Set problem ->
Retype the material in full, keeping every word the same.

--- Provided data ---

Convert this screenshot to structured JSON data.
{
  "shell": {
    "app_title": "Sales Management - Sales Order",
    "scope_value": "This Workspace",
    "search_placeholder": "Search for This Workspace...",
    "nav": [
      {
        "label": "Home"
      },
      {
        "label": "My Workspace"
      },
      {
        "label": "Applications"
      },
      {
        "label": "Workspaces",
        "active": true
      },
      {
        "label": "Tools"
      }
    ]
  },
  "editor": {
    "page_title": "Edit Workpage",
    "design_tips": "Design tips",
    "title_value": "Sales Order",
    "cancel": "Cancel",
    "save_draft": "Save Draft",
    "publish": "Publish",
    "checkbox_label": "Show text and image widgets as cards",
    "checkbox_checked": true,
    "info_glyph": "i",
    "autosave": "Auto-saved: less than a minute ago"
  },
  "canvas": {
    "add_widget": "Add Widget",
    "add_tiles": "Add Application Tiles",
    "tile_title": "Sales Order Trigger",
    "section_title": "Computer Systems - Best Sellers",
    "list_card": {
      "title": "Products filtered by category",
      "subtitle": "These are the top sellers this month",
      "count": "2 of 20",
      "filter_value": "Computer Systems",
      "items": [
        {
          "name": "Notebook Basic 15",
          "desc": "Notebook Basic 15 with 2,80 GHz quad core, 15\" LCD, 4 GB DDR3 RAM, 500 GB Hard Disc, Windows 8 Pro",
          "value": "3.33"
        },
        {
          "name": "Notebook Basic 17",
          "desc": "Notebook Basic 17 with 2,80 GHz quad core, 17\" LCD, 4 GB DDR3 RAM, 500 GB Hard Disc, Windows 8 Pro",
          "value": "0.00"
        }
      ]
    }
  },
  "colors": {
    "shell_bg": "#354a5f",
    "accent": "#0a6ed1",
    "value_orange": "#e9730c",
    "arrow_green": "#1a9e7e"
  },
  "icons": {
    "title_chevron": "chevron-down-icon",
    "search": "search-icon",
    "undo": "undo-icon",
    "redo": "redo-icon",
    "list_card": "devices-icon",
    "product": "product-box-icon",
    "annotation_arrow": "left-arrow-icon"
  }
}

---

Solution ->
Convert this screenshot to structured JSON data.
{
  "shell": {
    "app_title": "Sales Management - Sales Order",
    "scope_value": "This Workspace",
    "search_placeholder": "Search for This Workspace...",
    "nav": [
      {
        "label": "Home"
      },
      {
        "label": "My Workspace"
      },
      {
        "label": "Applications"
      },
      {
        "label": "Workspaces",
        "active": true
      },
      {
        "label": "Tools"
      }
    ]
  },
  "editor": {
    "page_title": "Edit Workpage",
    "design_tips": "Design tips",
    "title_value": "Sales Order",
    "cancel": "Cancel",
    "save_draft": "Save Draft",
    "publish": "Publish",
    "checkbox_label": "Show text and image widgets as cards",
    "checkbox_checked": true,
    "info_glyph": "i",
    "autosave": "Auto-saved: less than a minute ago"
  },
  "canvas": {
    "add_widget": "Add Widget",
    "add_tiles": "Add Application Tiles",
    "tile_title": "Sales Order Trigger",
    "section_title": "Computer Systems - Best Sellers",
    "list_card": {
      "title": "Products filtered by category",
      "subtitle": "These are the top sellers this month",
      "count": "2 of 20",
      "filter_value": "Computer Systems",
      "items": [
        {
          "name": "Notebook Basic 15",
          "desc": "Notebook Basic 15 with 2,80 GHz quad core, 15\" LCD, 4 GB DDR3 RAM, 500 GB Hard Disc, Windows 8 Pro",
          "value": "3.33"
        },
        {
          "name": "Notebook Basic 17",
          "desc": "Notebook Basic 17 with 2,80 GHz quad core, 17\" LCD, 4 GB DDR3 RAM, 500 GB Hard Disc, Windows 8 Pro",
          "value": "0.00"
        }
      ]
    }
  },
  "colors": {
    "shell_bg": "#354a5f",
    "accent": "#0a6ed1",
    "value_orange": "#e9730c",
    "arrow_green": "#1a9e7e"
  },
  "icons": {
    "title_chevron": "chevron-down-icon",
    "search": "search-icon",
    "undo": "undo-icon",
    "redo": "redo-icon",
    "list_card": "devices-icon",
    "product": "product-box-icon",
    "annotation_arrow": "left-arrow-icon"
  }
}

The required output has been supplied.